** ZU BEARBEITEN **
• 1. Als welche Figur tritt Benn laut dem Übungstext über Sternheims Roman in Erscheinung?
• 2. Gib bitte aus dem Übungstext über Sternheims Roman alles von „Im April 2024“ bis hinunter zu „versichern die Herausgeber.“ wortgetreu wieder.
• 3. Führe den Übungstext über die Edition von Sternheims Roman nach seinem letzten Satz weiter.

** ÜBUNGSTEXT **
● ● ● ● ●
In Sternheims Roman tritt Benn als der Arzt und Dichter Dr. Goll in Erscheinung. Unvermeidlich ist es, auch weitere Parallelen zu erkennen: Auch Vivan führt es nach der Emigration ihrer Familie aus Belgien in die Schweiz zunächst ins schillernde Berlin und anhand von Michael verarbeitet Sternheim die eigene sowie Rudolph Carl von Rippers Gefangenschaft in den Konzentrationslagern der Nationalsozialisten.

Ein reiner Großstadt-Roman im Stil von Irmgard Keun oder Vicky Baum sei es demnach nicht, erklären die Herausgeber. Der Wallstein-Verlag verweise auf Gabriele Tergit; die Sozialreportagen schreibende Journalistin Maria Leitner könnte Vorbild für die Protagonistin gewesen sein, berichtet Niemöller. Statt aber große Vergleiche anzustellen, lohnt sich der Blick auf Sternheims eigene Arbeitsweise: „Sie war immer auf der Suche nach der idealen Form für den Roman – die Form, die sich aus dem Inhalt ergeben sollte.“   

Puzzlearbeit

Diese Suche, dieses Ringen mit sich selbst, ist auch im Manuskript erkennbar: „Es gibt kein Blatt, das ohne Korrekturen oder Varianten auskommt“, so Fietz. Zum Teil habe Sternheim drei alternative Begriffe über das zunächst verwendete Wort geschrieben. Der Roman erscheine deshalb auch nicht in einer autorisierten, sondern rekonstruierten Fassung. Sehr viele Entscheidungen lagen also bei den Herausgebern: „Wir wollten eine Lesefassung, keine kritische Edition.“ Den Anfang zu finden, sei am schwierigsten gewesen: „Wir haben mit der Transkription längerer Textteile begonnen“, erklärt Fietz. „Danach wurde gebastelt.“

Im April 2024 dann ein unerwarteter Antrieb für das Editionsprojekt: Die Stiftung Dr. Gert Schiff hat den Kontakt zu den Erben von Helmuth Steenken, einem Vetter von Gert Schiff, hergestellt. In Steenkens privatem Nachlass findet sich ein umfangreiches Typoskript von Teilen des Romans. Dieses bestätigt Fietz und Niemöller in ihrer bisherigen Rekonstruktion der Handlung, ist aber voller weiterer Varianten und Korrekturen. So werden vor allem bestehende Lücken geschlossen. Es entsteht eine Lesefassung, die sich sehen lassen kann: „Wer den Roman liest, liest ihn nicht als Fragment“, versichern die Herausgeber.
● ● ● ● ●
** EXTRAHIERTES MATERIAL **
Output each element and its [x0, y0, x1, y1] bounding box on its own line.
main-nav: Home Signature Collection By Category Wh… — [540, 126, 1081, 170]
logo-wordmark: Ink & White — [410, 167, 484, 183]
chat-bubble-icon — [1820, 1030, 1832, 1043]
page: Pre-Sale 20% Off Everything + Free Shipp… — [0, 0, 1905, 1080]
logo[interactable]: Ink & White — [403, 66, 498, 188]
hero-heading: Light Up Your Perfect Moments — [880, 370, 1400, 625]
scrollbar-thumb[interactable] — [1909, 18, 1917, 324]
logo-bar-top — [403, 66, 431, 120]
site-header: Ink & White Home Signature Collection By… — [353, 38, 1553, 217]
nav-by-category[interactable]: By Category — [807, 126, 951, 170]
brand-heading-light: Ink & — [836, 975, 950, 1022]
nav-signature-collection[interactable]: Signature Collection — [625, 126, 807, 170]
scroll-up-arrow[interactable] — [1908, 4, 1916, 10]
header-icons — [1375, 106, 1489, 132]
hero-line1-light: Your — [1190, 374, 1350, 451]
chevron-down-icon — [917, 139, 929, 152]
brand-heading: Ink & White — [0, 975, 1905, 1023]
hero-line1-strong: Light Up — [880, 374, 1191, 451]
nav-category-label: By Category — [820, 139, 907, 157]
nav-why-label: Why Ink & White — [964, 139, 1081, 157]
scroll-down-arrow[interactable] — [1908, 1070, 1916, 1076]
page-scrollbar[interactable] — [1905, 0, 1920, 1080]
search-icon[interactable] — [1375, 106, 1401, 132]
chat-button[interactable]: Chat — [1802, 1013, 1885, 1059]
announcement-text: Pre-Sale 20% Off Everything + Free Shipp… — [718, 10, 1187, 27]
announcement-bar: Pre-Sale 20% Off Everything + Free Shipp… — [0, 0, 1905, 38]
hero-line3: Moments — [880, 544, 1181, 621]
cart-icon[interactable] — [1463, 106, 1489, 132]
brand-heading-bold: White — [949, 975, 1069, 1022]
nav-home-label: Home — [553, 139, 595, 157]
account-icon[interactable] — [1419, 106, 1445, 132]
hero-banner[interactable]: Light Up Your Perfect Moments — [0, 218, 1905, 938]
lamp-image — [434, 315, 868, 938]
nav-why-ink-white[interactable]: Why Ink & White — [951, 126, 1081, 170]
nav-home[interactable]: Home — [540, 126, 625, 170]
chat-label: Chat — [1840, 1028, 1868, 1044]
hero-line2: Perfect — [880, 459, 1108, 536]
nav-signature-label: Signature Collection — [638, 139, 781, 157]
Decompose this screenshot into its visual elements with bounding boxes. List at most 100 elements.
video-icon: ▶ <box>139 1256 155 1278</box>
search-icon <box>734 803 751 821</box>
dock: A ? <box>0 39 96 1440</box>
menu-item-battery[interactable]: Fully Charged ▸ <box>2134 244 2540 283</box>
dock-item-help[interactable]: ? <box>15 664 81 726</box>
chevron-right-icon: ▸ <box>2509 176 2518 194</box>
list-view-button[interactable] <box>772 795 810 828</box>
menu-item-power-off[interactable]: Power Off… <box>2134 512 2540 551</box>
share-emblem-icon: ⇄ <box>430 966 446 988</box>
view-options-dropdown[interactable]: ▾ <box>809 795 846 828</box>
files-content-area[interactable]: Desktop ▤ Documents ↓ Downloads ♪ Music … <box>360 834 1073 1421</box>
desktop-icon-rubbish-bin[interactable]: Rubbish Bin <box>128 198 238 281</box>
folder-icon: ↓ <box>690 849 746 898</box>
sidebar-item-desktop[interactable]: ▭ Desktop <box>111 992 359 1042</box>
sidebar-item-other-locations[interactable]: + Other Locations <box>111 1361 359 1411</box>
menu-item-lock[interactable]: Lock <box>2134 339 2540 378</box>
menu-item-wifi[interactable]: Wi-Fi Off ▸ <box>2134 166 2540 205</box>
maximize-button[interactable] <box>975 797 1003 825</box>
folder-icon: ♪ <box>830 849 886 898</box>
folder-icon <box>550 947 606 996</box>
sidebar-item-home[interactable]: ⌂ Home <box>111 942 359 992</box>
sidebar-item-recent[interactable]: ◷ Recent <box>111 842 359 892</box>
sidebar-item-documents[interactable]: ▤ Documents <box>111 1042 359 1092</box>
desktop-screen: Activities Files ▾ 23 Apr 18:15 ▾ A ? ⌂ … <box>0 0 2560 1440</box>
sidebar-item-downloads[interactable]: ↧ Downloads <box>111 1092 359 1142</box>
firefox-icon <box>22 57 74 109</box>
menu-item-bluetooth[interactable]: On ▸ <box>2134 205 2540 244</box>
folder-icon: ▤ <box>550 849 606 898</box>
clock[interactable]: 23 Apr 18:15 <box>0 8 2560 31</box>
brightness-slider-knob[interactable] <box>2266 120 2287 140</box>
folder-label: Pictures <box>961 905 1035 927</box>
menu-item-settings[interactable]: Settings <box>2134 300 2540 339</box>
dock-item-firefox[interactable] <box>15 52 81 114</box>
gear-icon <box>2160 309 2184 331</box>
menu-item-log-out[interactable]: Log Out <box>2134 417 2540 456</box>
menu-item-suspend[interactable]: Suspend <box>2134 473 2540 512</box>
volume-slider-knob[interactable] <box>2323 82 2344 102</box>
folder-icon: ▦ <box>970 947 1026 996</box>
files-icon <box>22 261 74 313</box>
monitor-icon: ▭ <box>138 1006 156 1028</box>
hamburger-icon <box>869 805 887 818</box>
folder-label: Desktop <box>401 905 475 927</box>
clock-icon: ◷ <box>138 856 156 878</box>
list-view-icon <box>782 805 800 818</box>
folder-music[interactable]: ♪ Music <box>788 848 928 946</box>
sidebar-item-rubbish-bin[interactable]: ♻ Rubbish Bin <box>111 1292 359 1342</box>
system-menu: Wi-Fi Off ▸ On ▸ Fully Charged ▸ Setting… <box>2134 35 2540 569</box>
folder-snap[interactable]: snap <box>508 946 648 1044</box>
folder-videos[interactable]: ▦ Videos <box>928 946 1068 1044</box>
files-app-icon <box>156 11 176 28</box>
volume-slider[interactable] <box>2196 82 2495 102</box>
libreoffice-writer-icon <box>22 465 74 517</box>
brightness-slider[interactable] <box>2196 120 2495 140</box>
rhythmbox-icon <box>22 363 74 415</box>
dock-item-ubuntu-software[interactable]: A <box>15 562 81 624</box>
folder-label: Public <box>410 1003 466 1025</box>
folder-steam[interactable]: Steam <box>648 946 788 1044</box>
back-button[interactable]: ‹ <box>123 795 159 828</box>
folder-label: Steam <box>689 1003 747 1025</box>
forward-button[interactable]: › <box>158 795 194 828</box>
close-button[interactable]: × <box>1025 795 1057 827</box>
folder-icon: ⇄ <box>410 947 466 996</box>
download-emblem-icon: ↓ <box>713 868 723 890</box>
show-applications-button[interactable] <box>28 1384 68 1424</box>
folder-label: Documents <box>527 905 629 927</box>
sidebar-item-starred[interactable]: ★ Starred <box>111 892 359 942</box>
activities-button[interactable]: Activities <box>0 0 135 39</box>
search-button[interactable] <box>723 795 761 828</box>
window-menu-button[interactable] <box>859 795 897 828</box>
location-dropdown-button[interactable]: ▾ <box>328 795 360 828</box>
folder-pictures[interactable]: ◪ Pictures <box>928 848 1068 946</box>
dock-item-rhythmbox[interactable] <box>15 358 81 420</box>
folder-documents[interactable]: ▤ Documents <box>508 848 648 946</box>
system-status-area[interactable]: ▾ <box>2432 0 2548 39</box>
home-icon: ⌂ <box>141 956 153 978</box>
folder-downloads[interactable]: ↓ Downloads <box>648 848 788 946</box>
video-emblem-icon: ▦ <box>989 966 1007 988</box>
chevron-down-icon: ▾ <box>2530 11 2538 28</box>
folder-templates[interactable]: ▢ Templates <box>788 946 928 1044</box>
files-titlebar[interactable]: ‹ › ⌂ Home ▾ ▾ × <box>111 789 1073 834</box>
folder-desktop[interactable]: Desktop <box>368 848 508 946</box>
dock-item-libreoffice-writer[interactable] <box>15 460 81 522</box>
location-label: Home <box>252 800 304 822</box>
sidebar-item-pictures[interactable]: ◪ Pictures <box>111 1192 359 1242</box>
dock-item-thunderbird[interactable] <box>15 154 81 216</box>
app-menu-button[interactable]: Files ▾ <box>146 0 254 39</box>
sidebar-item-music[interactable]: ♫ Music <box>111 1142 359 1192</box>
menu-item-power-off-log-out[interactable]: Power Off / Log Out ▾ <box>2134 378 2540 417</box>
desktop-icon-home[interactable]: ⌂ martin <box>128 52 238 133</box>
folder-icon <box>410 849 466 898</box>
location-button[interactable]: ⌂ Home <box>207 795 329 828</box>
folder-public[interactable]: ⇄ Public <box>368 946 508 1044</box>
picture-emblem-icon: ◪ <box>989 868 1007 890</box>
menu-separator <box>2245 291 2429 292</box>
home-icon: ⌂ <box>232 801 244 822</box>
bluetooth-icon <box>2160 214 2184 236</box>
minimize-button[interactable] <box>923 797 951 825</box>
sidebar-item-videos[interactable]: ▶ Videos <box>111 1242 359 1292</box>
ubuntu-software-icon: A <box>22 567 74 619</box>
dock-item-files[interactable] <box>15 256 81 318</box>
● ● ● ● ●
** DEINE ANTWORTEN **
• 1. Als der Arzt und Dichter Dr. Goll.

• 2.
Im April 2024 dann ein unerwarteter Antrieb für das Editionsprojekt: Die Stiftung Dr. Gert Schiff hat den Kontakt zu den Erben von Helmuth Steenken, einem Vetter von Gert Schiff, hergestellt. In Steenkens privatem Nachlass findet sich ein umfangreiches Typoskript von Teilen des Romans. Dieses bestätigt Fietz und Niemöller in ihrer bisherigen Rekonstruktion der Handlung, ist aber voller weiterer Varianten und Korrekturen. So werden vor allem bestehende Lücken geschlossen. Es entsteht eine Lesefassung, die sich sehen lassen kann: „Wer den Roman liest, liest ihn nicht als Fragment“, versichern die Herausgeber.

• 3.
Ein Text kommt abhanden

Nach der Befreiung aus dem KZ Ravensbrück durch das Schwedische Rote Kreuz kehrt Mopsa Sternheim nach Paris zurück, wo sie weiter an ihrem Roman arbeitet. An einer Krebserkrankung stirbt sie im September 1954, ohne ihn veröffentlicht zu haben. Ihr guter Freund Gert Schiff, wird mit dieser Aufgabe betraut. 1955 schickt er eine Abschrift des Romans an den Rowohlt Verlag, der eine Publikation ablehnt. Die Mopsa-Sternheim-Biografin Ines Rieder behauptet: Bei dem folgenden Versuch, den Roman an eine Schweizer Literaturagentur zu schicken, müsse der eingereichte Text verschwunden sein. „Dafür finden sich allerdings keine Belege im Briefwechsel von Gert Schiff und Thea Sternheim“, erklärt Fietz.

Dennoch: Eine vorzeigbare finale Abschrift muss als verschollen gelten, während das ‚Rohmaterial‘ nach dem Tod von Gert Schiff insgeheim in einem Koffer schlummert: Im Erbgang von Schiffs Mutter geht dieser 1992 an Elfriede Loheyde, eine Freundin der Familie. Diese gibt den Koffer 2015 als Depositum an die Landesbibliothek Oldenburg. Die Eigentumsrechte an den Materialien im Koffer liegen noch heute bei der von Loheyde gegründeten Stiftung Dr. Gert Schiff, die sich großzügig an der Finanzierung von Mopsa Sternheims Roman beteiligt hat.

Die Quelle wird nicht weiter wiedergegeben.